Exercise requirements:
In the data, extract each line that holds the string "const".

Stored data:
%%
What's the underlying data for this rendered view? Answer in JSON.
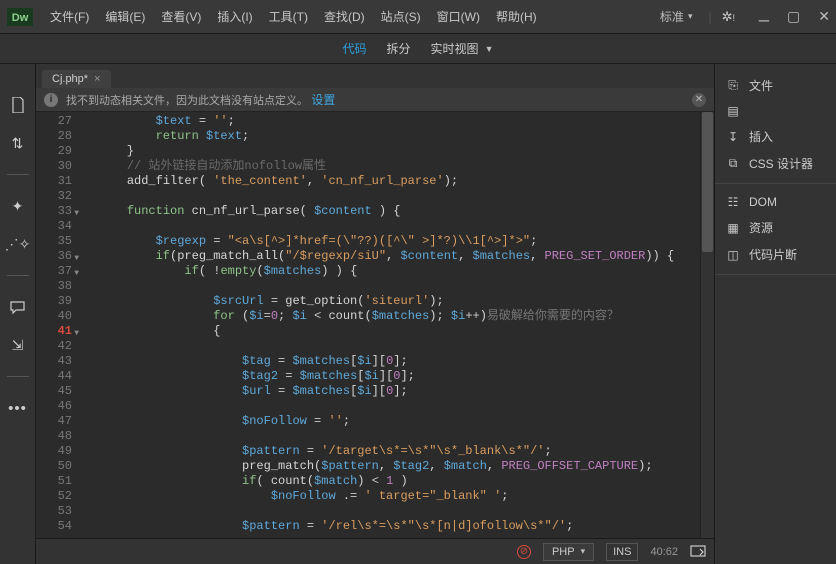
{
  "titlebar": {
    "menus": [
      "文件(F)",
      "编辑(E)",
      "查看(V)",
      "插入(I)",
      "工具(T)",
      "查找(D)",
      "站点(S)",
      "窗口(W)",
      "帮助(H)"
    ],
    "standard_label": "标准"
  },
  "viewbar": {
    "code": "代码",
    "split": "拆分",
    "live": "实时视图"
  },
  "tab": {
    "label": "Cj.php*"
  },
  "infobar": {
    "text": "找不到动态相关文件，因为此文档没有站点定义。",
    "link": "设置"
  },
  "right_panel": {
    "section1": [
      "文件",
      "CC Libraries",
      "插入",
      "CSS 设计器"
    ],
    "section2": [
      "DOM",
      "资源",
      "代码片断"
    ]
  },
  "statusbar": {
    "lang": "PHP",
    "ins": "INS",
    "pos": "40:62"
  },
  "code": {
    "lines": [
      {
        "n": 27,
        "html": "        <span class='var'>$text</span> <span class='op'>=</span> <span class='str'>''</span>;"
      },
      {
        "n": 28,
        "html": "        <span class='kw'>return</span> <span class='var'>$text</span>;"
      },
      {
        "n": 29,
        "html": "    }"
      },
      {
        "n": 30,
        "html": "    <span class='cm'>// 站外链接自动添加nofollow属性</span>"
      },
      {
        "n": 31,
        "html": "    <span class='fn'>add_filter</span>( <span class='str'>'the_content'</span>, <span class='str'>'cn_nf_url_parse'</span>);"
      },
      {
        "n": 32,
        "html": ""
      },
      {
        "n": 33,
        "fold": true,
        "html": "    <span class='kw'>function</span> <span class='fn'>cn_nf_url_parse</span>( <span class='var'>$content</span> ) {"
      },
      {
        "n": 34,
        "html": ""
      },
      {
        "n": 35,
        "html": "        <span class='var'>$regexp</span> <span class='op'>=</span> <span class='str'>\"&lt;a\\s[^&gt;]*href=(\\\"??)([^\\\" &gt;]*?)\\\\1[^&gt;]*&gt;\"</span>;"
      },
      {
        "n": 36,
        "fold": true,
        "html": "        <span class='kw'>if</span>(<span class='fn'>preg_match_all</span>(<span class='str'>\"/$regexp/siU\"</span>, <span class='var'>$content</span>, <span class='var'>$matches</span>, <span class='const'>PREG_SET_ORDER</span>)) {"
      },
      {
        "n": 37,
        "fold": true,
        "html": "            <span class='kw'>if</span>( !<span class='kw'>empty</span>(<span class='var'>$matches</span>) ) {"
      },
      {
        "n": 38,
        "html": ""
      },
      {
        "n": 39,
        "html": "                <span class='var'>$srcUrl</span> <span class='op'>=</span> <span class='fn'>get_option</span>(<span class='str'>'siteurl'</span>);"
      },
      {
        "n": 40,
        "html": "                <span class='kw'>for</span> (<span class='var'>$i</span><span class='op'>=</span><span class='num'>0</span>; <span class='var'>$i</span> <span class='op'>&lt;</span> <span class='fn'>count</span>(<span class='var'>$matches</span>); <span class='var'>$i</span><span class='op'>++</span>)<span class='hint'>易破解给你需要的内容？</span>"
      },
      {
        "n": 41,
        "err": true,
        "fold": true,
        "html": "                {"
      },
      {
        "n": 42,
        "html": ""
      },
      {
        "n": 43,
        "html": "                    <span class='var'>$tag</span> <span class='op'>=</span> <span class='var'>$matches</span>[<span class='var'>$i</span>][<span class='num'>0</span>];"
      },
      {
        "n": 44,
        "html": "                    <span class='var'>$tag2</span> <span class='op'>=</span> <span class='var'>$matches</span>[<span class='var'>$i</span>][<span class='num'>0</span>];"
      },
      {
        "n": 45,
        "html": "                    <span class='var'>$url</span> <span class='op'>=</span> <span class='var'>$matches</span>[<span class='var'>$i</span>][<span class='num'>0</span>];"
      },
      {
        "n": 46,
        "html": ""
      },
      {
        "n": 47,
        "html": "                    <span class='var'>$noFollow</span> <span class='op'>=</span> <span class='str'>''</span>;"
      },
      {
        "n": 48,
        "html": ""
      },
      {
        "n": 49,
        "html": "                    <span class='var'>$pattern</span> <span class='op'>=</span> <span class='str'>'/target\\s*=\\s*\"\\s*_blank\\s*\"/'</span>;"
      },
      {
        "n": 50,
        "html": "                    <span class='fn'>preg_match</span>(<span class='var'>$pattern</span>, <span class='var'>$tag2</span>, <span class='var'>$match</span>, <span class='const'>PREG_OFFSET_CAPTURE</span>);"
      },
      {
        "n": 51,
        "html": "                    <span class='kw'>if</span>( <span class='fn'>count</span>(<span class='var'>$match</span>) <span class='op'>&lt;</span> <span class='num'>1</span> )"
      },
      {
        "n": 52,
        "html": "                        <span class='var'>$noFollow</span> <span class='op'>.=</span> <span class='str'>' target=\"_blank\" '</span>;"
      },
      {
        "n": 53,
        "html": ""
      },
      {
        "n": 54,
        "html": "                    <span class='var'>$pattern</span> <span class='op'>=</span> <span class='str'>'/rel\\s*=\\s*\"\\s*[n|d]ofollow\\s*\"/'</span>;"
      }
    ]
  }
}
%%
Exercise solution:
        "html": "        <span class='kw'>if</span>(<span class='fn'>preg_match_all</span>(<span class='str'>\"/$regexp/siU\"</span>, <span class='var'>$content</span>, <span class='var'>$matches</span>, <span class='const'>PREG_SET_ORDER</span>)) {"
        "html": "                    <span class='fn'>preg_match</span>(<span class='var'>$pattern</span>, <span class='var'>$tag2</span>, <span class='var'>$match</span>, <span class='const'>PREG_OFFSET_CAPTURE</span>);"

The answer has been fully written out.